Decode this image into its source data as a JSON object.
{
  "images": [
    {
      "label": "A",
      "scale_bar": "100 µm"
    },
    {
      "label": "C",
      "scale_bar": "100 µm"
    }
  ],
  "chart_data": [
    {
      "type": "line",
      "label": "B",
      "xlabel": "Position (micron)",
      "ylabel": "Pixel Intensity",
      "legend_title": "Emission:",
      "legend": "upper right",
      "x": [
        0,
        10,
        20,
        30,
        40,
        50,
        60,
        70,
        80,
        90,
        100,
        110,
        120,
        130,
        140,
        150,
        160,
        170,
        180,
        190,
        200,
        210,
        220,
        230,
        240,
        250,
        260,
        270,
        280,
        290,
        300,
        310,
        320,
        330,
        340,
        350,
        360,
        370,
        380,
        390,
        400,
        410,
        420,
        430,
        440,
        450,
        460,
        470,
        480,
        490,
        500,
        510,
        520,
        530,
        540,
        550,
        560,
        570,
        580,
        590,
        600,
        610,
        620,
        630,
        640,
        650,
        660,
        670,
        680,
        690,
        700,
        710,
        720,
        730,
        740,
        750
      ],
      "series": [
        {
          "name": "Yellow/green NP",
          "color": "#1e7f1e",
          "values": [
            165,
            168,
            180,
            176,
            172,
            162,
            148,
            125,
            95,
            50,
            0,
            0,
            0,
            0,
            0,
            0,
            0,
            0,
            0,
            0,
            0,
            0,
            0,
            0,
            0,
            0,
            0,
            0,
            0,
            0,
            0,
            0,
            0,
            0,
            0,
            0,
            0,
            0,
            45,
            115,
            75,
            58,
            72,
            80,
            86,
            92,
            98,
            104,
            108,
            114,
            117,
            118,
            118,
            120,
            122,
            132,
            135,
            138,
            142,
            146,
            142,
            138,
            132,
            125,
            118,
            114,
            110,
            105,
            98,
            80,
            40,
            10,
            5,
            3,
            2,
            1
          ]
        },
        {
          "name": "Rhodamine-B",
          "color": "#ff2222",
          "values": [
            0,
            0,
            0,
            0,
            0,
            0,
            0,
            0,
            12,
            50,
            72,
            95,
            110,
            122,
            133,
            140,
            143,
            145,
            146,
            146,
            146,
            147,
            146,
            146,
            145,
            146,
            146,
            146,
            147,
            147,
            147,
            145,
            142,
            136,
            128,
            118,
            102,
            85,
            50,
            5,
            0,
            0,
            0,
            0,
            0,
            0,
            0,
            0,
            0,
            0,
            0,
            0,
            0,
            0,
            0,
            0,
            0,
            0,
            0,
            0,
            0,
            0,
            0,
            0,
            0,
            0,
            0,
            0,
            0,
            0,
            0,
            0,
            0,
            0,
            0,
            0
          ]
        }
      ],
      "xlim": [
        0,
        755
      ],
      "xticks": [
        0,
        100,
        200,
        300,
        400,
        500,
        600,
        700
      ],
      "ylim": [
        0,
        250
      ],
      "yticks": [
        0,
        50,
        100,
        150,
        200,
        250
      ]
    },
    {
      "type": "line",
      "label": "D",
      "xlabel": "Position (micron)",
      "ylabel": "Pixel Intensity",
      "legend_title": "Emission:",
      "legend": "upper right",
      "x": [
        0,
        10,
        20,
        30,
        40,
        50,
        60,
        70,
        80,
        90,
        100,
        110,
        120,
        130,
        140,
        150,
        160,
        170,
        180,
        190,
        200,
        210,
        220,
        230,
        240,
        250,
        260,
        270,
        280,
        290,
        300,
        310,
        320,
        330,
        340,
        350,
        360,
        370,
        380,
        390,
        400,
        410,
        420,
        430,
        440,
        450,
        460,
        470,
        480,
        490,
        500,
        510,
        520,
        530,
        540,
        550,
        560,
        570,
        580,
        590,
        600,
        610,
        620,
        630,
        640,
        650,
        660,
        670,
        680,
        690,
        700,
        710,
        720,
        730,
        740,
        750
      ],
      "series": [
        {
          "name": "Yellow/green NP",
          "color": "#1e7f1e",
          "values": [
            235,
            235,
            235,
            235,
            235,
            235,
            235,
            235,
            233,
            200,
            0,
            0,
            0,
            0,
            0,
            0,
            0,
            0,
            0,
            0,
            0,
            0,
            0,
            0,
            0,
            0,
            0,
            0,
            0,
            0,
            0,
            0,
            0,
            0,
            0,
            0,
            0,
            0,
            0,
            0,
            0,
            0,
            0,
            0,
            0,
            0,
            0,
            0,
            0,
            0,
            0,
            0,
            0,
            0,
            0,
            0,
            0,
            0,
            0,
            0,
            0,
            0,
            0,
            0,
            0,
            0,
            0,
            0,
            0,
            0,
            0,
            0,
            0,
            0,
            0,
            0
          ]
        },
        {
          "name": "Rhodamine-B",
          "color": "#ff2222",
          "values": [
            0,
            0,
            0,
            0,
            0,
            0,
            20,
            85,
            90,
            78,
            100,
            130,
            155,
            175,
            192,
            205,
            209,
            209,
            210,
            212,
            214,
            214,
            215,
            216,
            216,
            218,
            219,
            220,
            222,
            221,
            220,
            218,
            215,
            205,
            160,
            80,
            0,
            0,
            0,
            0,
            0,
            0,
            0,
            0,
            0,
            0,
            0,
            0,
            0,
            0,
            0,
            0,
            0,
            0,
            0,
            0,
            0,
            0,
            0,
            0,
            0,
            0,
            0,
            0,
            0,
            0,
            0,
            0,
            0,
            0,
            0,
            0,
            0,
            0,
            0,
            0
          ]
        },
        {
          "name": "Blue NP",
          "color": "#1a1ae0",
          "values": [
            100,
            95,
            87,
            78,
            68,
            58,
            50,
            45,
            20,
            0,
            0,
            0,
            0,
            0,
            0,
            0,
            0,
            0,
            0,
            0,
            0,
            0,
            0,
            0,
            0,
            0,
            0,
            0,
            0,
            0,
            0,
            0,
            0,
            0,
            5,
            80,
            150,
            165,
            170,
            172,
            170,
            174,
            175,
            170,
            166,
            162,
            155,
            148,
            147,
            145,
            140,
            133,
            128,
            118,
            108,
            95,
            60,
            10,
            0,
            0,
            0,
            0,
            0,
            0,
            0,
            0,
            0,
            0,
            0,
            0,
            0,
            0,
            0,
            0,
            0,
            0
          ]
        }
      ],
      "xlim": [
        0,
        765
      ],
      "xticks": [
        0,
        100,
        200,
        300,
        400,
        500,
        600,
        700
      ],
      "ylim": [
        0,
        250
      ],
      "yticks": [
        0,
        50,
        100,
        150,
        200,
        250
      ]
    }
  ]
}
----------------
Prompt »
Return all of the entries word for word.

Task output »
Decode this image into its source data as a JSON object.
{
  "images": [
    {
      "label": "A",
      "scale_bar": "100 µm"
    },
    {
      "label": "C",
      "scale_bar": "100 µm"
    }
  ],
  "chart_data": [
    {
      "type": "line",
      "label": "B",
      "xlabel": "Position (micron)",
      "ylabel": "Pixel Intensity",
      "legend_title": "Emission:",
      "legend": "upper right",
      "x": [
        0,
        10,
        20,
        30,
        40,
        50,
        60,
        70,
        80,
        90,
        100,
        110,
        120,
        130,
        140,
        150,
        160,
        170,
        180,
        190,
        200,
        210,
        220,
        230,
        240,
        250,
        260,
        270,
        280,
        290,
        300,
        310,
        320,
        330,
        340,
        350,
        360,
        370,
        380,
        390,
        400,
        410,
        420,
        430,
        440,
        450,
        460,
        470,
        480,
        490,
        500,
        510,
        520,
        530,
        540,
        550,
        560,
        570,
        580,
        590,
        600,
        610,
        620,
        630,
        640,
        650,
        660,
        670,
        680,
        690,
        700,
        710,
        720,
        730,
        740,
        750
      ],
      "series": [
        {
          "name": "Yellow/green NP",
          "color": "#1e7f1e",
          "values": [
            165,
            168,
            180,
            176,
            172,
            162,
            148,
            125,
            95,
            50,
            0,
            0,
            0,
            0,
            0,
            0,
            0,
            0,
            0,
            0,
            0,
            0,
            0,
            0,
            0,
            0,
            0,
            0,
            0,
            0,
            0,
            0,
            0,
            0,
            0,
            0,
            0,
            0,
            45,
            115,
            75,
            58,
            72,
            80,
            86,
            92,
            98,
            104,
            108,
            114,
            117,
            118,
            118,
            120,
            122,
            132,
            135,
            138,
            142,
            146,
            142,
            138,
            132,
            125,
            118,
            114,
            110,
            105,
            98,
            80,
            40,
            10,
            5,
            3,
            2,
            1
          ]
        },
        {
          "name": "Rhodamine-B",
          "color": "#ff2222",
          "values": [
            0,
            0,
            0,
            0,
            0,
            0,
            0,
            0,
            12,
            50,
            72,
            95,
            110,
            122,
            133,
            140,
            143,
            145,
            146,
            146,
            146,
            147,
            146,
            146,
            145,
            146,
            146,
            146,
            147,
            147,
            147,
            145,
            142,
            136,
            128,
            118,
            102,
            85,
            50,
            5,
            0,
            0,
            0,
            0,
            0,
            0,
            0,
            0,
            0,
            0,
            0,
            0,
            0,
            0,
            0,
            0,
            0,
            0,
            0,
            0,
            0,
            0,
            0,
            0,
            0,
            0,
            0,
            0,
            0,
            0,
            0,
            0,
            0,
            0,
            0,
            0
          ]
        }
      ],
      "xlim": [
        0,
        755
      ],
      "xticks": [
        0,
        100,
        200,
        300,
        400,
        500,
        600,
        700
      ],
      "ylim": [
        0,
        250
      ],
      "yticks": [
        0,
        50,
        100,
        150,
        200,
        250
      ]
    },
    {
      "type": "line",
      "label": "D",
      "xlabel": "Position (micron)",
      "ylabel": "Pixel Intensity",
      "legend_title": "Emission:",
      "legend": "upper right",
      "x": [
        0,
        10,
        20,
        30,
        40,
        50,
        60,
        70,
        80,
        90,
        100,
        110,
        120,
        130,
        140,
        150,
        160,
        170,
        180,
        190,
        200,
        210,
        220,
        230,
        240,
        250,
        260,
        270,
        280,
        290,
        300,
        310,
        320,
        330,
        340,
        350,
        360,
        370,
        380,
        390,
        400,
        410,
        420,
        430,
        440,
        450,
        460,
        470,
        480,
        490,
        500,
        510,
        520,
        530,
        540,
        550,
        560,
        570,
        580,
        590,
        600,
        610,
        620,
        630,
        640,
        650,
        660,
        670,
        680,
        690,
        700,
        710,
        720,
        730,
        740,
        750
      ],
      "series": [
        {
          "name": "Yellow/green NP",
          "color": "#1e7f1e",
          "values": [
            235,
            235,
            235,
            235,
            235,
            235,
            235,
            235,
            233,
            200,
            0,
            0,
            0,
            0,
            0,
            0,
            0,
            0,
            0,
            0,
            0,
            0,
            0,
            0,
            0,
            0,
            0,
            0,
            0,
            0,
            0,
            0,
            0,
            0,
            0,
            0,
            0,
            0,
            0,
            0,
            0,
            0,
            0,
            0,
            0,
            0,
            0,
            0,
            0,
            0,
            0,
            0,
            0,
            0,
            0,
            0,
            0,
            0,
            0,
            0,
            0,
            0,
            0,
            0,
            0,
            0,
            0,
            0,
            0,
            0,
            0,
            0,
            0,
            0,
            0,
            0
          ]
        },
        {
          "name": "Rhodamine-B",
          "color": "#ff2222",
          "values": [
            0,
            0,
            0,
            0,
            0,
            0,
            20,
            85,
            90,
            78,
            100,
            130,
            155,
            175,
            192,
            205,
            209,
            209,
            210,
            212,
            214,
            214,
            215,
            216,
            216,
            218,
            219,
            220,
            222,
            221,
            220,
            218,
            215,
            205,
            160,
            80,
            0,
            0,
            0,
            0,
            0,
            0,
            0,
            0,
            0,
            0,
            0,
            0,
            0,
            0,
            0,
            0,
            0,
            0,
            0,
            0,
            0,
            0,
            0,
            0,
            0,
            0,
            0,
            0,
            0,
            0,
            0,
            0,
            0,
            0,
            0,
            0,
            0,
            0,
            0,
            0
          ]
        },
        {
          "name": "Blue NP",
          "color": "#1a1ae0",
          "values": [
            100,
            95,
            87,
            78,
            68,
            58,
            50,
            45,
            20,
            0,
            0,
            0,
            0,
            0,
            0,
            0,
            0,
            0,
            0,
            0,
            0,
            0,
            0,
            0,
            0,
            0,
            0,
            0,
            0,
            0,
            0,
            0,
            0,
            0,
            5,
            80,
            150,
            165,
            170,
            172,
            170,
            174,
            175,
            170,
            166,
            162,
            155,
            148,
            147,
            145,
            140,
            133,
            128,
            118,
            108,
            95,
            60,
            10,
            0,
            0,
            0,
            0,
            0,
            0,
            0,
            0,
            0,
            0,
            0,
            0,
            0,
            0,
            0,
            0,
            0,
            0
          ]
        }
      ],
      "xlim": [
        0,
        765
      ],
      "xticks": [
        0,
        100,
        200,
        300,
        400,
        500,
        600,
        700
      ],
      "ylim": [
        0,
        250
      ],
      "yticks": [
        0,
        50,
        100,
        150,
        200,
        250
      ]
    }
  ]
}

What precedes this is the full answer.